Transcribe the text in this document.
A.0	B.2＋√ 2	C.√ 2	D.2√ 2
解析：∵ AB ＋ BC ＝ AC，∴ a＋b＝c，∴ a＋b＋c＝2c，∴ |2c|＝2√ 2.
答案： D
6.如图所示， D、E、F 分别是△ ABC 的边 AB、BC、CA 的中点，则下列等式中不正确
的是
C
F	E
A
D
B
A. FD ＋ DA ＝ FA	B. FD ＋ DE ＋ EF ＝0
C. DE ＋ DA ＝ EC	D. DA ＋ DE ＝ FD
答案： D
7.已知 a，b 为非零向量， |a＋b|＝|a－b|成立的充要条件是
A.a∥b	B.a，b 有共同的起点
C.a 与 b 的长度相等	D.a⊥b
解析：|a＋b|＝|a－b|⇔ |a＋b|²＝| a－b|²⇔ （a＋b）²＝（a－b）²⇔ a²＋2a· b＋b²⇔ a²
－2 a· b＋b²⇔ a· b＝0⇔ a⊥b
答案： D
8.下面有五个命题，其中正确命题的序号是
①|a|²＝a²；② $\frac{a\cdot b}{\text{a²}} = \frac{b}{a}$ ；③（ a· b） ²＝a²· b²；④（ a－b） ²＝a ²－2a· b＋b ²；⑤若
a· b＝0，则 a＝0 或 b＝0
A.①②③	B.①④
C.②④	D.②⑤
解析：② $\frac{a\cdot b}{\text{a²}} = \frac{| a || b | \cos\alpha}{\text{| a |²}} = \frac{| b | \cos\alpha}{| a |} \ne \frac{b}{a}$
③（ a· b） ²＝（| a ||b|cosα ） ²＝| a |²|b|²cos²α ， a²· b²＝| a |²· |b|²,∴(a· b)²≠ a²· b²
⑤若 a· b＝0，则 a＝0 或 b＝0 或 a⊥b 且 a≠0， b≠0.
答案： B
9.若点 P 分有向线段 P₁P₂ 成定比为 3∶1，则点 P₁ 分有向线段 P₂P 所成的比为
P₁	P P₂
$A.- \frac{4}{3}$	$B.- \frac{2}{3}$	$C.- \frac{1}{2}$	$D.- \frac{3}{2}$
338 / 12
▬▬▬
Where a line of the material above holds the string "text", copy that line.

Transcribe the text in this document.
①|a|²＝a²；② $\frac{a\cdot b}{\text{a²}} = \frac{b}{a}$ ；③（ a· b） ²＝a²· b²；④（ a－b） ²＝a ²－2a· b＋b ²；⑤若
解析：② $\frac{a\cdot b}{\text{a²}} = \frac{| a || b | \cos\alpha}{\text{| a |²}} = \frac{| b | \cos\alpha}{| a |} \ne \frac{b}{a}$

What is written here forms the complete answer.